Copy out, word for word, the entire post below on DirectX Compute support for NVIDIA's CUDA architecture GPUs.

Extracted text
• • • • • • •

Tuesday, August 4, 2009

Technology:DirectX Compute Support on NVIDIA’s CUDA Architecture GPUs

  • Microsoft’s DirectX Compute is a new GPU Computing API that runs on NVIDIA’s current CUDA architecture under both Windows VISTA and Windows 7. DirectX Compute is supported on current DX10 class GPU’s and future DX11 GPU’s. It allows developers to harness the massive parallel computing power of NVIDIA GPU’s to create compelling computing applications in consumer and professional markets.

  • Compute Shader
    The Compute Shader is an additional stage independent of the Direct3D 11 pipeline that
    enables general purpose computing on the GPU.

    In addition to all shader features provided by the unified shader core, the Compute Shader also supports
    scattered reads and writes to resources through Unordered Access Views, a shared memory pool within a group of executing threads, synchronization primitives, atomic operators, and many other advanced data-parallel features. A variant of the Direct3D 11 Compute Shader has been enabled that can operate on Direct3D 10-class hardware. It is therefore possible to developing Compute Shaders on actual hardware, but an updated driver is required. The full functionality of the Direct3D 11 Compute Shader will is intended for support of Direct3D 11-class hardware, so in order to evaluate the full functionality, developers will need to use the Reference Rasterizer until such hardware is available.


  • Multithreaded Rendering
    The key API difference from Direct3D 10 in Direct3D 11 is the addition of deferred contexts, which enables scalable execution of Direct3D commands distributed over multiple cores. A Deferred Context captures and assembles actions like state changes and draw submissions that can be executed on the actual device at a later time. By utilizing Deferred Contexts on multiple threads, an application can distribute the CPU overhead needed in the Direct3D11 runtime and the driver to multiple cores, enabling better use of an end-user's machine configuration. This feature is available for use on current Direct3D 10 hardware as well as the reference rasterizer.

• • • • • • •

Information shown
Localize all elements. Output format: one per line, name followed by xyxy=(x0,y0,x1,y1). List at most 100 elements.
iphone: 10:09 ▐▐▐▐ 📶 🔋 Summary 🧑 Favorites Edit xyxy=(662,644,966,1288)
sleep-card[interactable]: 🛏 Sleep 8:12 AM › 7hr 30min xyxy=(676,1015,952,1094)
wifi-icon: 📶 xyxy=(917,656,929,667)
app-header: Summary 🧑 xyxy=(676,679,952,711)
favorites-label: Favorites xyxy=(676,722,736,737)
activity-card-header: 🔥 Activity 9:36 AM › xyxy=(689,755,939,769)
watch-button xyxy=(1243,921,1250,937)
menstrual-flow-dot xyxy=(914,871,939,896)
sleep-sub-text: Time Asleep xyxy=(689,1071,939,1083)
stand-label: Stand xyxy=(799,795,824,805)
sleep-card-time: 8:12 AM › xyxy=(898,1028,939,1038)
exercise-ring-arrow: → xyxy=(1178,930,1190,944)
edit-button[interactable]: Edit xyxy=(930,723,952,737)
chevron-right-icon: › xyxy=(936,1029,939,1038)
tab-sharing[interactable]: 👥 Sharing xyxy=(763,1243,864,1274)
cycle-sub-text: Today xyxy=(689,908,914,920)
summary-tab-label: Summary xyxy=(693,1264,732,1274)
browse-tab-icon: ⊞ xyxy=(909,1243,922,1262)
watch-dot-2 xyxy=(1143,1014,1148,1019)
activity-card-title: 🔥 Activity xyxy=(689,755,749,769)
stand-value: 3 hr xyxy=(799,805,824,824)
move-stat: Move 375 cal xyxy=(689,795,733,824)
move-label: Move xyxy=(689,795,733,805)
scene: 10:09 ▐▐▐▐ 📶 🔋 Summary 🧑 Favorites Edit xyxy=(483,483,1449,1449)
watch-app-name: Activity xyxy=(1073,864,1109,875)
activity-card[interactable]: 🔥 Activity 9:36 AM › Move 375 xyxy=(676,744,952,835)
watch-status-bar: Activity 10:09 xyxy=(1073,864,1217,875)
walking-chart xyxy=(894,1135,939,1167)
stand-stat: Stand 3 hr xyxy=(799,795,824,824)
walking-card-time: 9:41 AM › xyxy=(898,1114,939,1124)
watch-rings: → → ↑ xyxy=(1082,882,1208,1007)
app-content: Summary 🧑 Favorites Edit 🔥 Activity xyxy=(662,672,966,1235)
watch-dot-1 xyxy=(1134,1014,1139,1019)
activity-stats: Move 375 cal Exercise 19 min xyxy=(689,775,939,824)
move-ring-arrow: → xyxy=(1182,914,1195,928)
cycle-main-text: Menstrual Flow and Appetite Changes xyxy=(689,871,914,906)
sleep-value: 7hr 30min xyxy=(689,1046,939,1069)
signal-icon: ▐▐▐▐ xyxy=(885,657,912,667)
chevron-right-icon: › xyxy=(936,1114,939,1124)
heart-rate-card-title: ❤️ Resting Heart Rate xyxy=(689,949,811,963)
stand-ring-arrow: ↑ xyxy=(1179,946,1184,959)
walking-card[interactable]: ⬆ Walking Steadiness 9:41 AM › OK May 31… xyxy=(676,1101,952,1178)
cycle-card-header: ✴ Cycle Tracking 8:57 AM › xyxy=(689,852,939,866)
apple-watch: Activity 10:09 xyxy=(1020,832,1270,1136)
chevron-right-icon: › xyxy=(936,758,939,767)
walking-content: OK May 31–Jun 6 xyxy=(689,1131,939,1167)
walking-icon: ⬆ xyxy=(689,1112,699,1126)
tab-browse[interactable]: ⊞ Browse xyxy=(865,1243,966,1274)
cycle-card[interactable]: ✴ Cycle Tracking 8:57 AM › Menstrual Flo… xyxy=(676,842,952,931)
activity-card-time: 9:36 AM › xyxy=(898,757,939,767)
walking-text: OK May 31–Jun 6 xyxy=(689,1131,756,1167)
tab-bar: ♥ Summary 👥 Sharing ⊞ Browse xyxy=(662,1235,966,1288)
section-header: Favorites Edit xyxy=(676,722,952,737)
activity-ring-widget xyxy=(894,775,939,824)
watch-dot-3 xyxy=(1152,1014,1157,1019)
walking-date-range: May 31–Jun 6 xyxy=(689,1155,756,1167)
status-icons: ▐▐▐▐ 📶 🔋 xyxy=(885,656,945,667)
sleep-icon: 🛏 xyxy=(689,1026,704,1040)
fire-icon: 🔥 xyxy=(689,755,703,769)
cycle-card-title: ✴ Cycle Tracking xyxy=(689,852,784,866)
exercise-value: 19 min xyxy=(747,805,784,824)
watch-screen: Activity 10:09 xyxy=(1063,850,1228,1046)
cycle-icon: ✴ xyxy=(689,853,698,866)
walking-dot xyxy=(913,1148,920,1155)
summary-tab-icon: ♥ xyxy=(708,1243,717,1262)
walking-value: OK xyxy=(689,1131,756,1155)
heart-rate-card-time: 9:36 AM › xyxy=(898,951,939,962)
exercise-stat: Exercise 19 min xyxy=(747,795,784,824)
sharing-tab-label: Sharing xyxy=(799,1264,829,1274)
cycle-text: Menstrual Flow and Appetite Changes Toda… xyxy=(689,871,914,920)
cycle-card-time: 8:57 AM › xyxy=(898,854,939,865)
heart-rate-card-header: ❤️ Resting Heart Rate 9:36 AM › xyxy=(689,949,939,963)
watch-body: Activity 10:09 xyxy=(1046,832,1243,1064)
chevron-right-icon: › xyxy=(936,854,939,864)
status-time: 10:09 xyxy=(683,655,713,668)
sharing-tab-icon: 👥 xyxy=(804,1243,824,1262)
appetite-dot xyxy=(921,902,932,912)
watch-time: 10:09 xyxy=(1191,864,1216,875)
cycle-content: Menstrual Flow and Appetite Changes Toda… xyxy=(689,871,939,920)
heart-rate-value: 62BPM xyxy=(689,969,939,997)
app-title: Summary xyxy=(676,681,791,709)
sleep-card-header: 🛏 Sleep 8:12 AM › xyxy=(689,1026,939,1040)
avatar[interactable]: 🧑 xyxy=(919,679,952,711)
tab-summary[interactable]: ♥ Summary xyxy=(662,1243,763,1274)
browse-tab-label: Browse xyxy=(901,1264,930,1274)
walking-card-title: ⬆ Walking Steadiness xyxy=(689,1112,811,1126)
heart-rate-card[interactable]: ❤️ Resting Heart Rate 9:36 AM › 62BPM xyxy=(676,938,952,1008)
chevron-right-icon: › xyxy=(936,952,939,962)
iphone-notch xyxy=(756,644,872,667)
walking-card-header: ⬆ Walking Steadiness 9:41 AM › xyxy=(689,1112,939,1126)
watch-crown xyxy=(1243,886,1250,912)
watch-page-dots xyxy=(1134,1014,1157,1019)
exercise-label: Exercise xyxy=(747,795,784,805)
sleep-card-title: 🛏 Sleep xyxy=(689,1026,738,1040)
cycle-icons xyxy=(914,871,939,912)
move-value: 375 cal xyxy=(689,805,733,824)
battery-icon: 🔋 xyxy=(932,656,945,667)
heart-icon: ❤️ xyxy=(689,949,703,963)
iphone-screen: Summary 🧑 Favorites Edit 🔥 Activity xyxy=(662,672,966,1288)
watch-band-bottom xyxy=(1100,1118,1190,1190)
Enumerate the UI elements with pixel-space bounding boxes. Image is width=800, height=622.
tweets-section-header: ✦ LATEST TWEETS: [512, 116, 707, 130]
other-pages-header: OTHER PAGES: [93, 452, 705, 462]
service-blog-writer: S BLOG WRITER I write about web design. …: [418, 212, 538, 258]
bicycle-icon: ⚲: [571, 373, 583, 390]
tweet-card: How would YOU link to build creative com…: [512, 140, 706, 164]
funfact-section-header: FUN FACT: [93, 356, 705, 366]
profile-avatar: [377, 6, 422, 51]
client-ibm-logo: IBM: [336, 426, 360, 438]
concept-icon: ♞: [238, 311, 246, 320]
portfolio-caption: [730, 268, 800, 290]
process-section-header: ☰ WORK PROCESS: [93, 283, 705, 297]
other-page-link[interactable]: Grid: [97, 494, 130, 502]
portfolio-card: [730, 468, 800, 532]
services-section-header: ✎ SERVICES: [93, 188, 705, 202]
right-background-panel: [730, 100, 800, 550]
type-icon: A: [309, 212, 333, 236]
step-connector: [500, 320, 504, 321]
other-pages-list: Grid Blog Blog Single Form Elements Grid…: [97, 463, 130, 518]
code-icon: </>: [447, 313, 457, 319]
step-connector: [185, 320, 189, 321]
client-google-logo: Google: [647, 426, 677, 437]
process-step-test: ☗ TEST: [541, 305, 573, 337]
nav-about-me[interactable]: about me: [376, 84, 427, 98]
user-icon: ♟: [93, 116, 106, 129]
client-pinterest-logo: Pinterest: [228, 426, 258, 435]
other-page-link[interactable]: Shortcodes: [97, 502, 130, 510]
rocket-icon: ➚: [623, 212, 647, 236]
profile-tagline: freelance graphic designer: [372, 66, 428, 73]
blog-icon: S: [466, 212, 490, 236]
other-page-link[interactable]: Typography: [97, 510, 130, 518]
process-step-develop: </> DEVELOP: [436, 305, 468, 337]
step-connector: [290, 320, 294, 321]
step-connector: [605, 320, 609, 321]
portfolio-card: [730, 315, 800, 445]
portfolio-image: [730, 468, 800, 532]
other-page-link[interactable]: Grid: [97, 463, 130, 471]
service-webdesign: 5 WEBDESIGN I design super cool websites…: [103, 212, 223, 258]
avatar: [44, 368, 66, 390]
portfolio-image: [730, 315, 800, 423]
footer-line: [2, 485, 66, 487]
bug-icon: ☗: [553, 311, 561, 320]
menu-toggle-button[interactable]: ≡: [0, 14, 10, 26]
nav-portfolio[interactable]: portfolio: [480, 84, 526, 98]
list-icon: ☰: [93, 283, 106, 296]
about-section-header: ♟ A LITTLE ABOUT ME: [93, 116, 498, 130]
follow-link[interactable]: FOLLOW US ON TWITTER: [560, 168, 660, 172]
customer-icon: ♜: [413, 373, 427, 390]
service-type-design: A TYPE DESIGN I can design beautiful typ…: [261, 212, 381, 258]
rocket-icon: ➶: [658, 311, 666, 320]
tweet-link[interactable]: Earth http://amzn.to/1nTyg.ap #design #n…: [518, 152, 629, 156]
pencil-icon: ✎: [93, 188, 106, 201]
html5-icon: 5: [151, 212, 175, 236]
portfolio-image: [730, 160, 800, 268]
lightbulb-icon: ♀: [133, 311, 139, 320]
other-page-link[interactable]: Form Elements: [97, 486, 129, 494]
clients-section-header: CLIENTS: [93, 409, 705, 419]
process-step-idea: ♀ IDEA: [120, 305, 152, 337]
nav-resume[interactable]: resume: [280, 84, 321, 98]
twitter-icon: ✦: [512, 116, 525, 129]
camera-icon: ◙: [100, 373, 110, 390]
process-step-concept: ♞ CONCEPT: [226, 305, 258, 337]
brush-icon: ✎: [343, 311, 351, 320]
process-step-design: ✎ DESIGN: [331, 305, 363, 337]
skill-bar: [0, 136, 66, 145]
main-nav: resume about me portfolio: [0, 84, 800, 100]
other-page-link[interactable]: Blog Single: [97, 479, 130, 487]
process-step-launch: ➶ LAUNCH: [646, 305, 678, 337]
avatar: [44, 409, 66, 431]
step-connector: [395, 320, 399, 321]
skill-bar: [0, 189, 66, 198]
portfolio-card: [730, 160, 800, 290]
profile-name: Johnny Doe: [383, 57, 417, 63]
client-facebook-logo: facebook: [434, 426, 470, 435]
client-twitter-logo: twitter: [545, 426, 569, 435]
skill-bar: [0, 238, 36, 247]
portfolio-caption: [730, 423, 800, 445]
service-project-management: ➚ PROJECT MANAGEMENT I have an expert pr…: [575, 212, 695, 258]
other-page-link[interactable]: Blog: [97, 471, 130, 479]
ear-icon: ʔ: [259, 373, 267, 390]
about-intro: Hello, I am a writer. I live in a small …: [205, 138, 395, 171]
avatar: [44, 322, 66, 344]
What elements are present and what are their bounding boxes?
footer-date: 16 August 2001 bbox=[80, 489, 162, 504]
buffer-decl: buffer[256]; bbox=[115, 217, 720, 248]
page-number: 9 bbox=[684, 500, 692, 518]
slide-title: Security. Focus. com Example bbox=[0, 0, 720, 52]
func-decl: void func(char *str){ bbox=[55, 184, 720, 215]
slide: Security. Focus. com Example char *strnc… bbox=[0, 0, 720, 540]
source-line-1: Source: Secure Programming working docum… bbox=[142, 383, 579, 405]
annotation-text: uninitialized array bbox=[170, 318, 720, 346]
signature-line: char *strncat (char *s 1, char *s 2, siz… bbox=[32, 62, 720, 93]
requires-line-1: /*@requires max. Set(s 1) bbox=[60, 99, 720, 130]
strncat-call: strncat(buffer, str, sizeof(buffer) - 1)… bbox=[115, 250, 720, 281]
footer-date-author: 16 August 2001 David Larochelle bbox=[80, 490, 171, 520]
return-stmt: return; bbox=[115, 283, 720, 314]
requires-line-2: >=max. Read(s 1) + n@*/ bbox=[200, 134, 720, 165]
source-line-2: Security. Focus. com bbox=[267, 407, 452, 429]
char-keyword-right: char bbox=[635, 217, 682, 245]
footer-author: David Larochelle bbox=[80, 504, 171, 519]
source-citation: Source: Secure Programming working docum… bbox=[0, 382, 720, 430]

• • • • • • •

The answer
Tuesday, August 4, 2009

Technology:DirectX Compute Support on NVIDIA’s CUDA Architecture GPUs

  • Microsoft’s DirectX Compute is a new GPU Computing API that runs on NVIDIA’s current CUDA architecture under both Windows VISTA and Windows 7. DirectX Compute is supported on current DX10 class GPU’s and future DX11 GPU’s. It allows developers to harness the massive parallel computing power of NVIDIA GPU’s to create compelling computing applications in consumer and professional markets.

  • Compute Shader
    The Compute Shader is an additional stage independent of the Direct3D 11 pipeline that
    enables general purpose computing on the GPU.

    In addition to all shader features provided by the unified shader core, the Compute Shader also supports
    scattered reads and writes to resources through Unordered Access Views, a shared memory pool within a group of executing threads, synchronization primitives, atomic operators, and many other advanced data-parallel features. A variant of the Direct3D 11 Compute Shader has been enabled that can operate on Direct3D 10-class hardware. It is therefore possible to developing Compute Shaders on actual hardware, but an updated driver is required. The full functionality of the Direct3D 11 Compute Shader will is intended for support of Direct3D 11-class hardware, so in order to evaluate the full functionality, developers will need to use the Reference Rasterizer until such hardware is available.


  • Multithreaded Rendering
    The key API difference from Direct3D 10 in Direct3D 11 is the addition of deferred contexts, which enables scalable execution of Direct3D commands distributed over multiple cores. A Deferred Context captures and assembles actions like state changes and draw submissions that can be executed on the actual device at a later time. By utilizing Deferred Contexts on multiple threads, an application can distribute the CPU overhead needed in the Direct3D11 runtime and the driver to multiple cores, enabling better use of an end-user's machine configuration. This feature is available for use on current Direct3D 10 hardware as well as the reference rasterizer.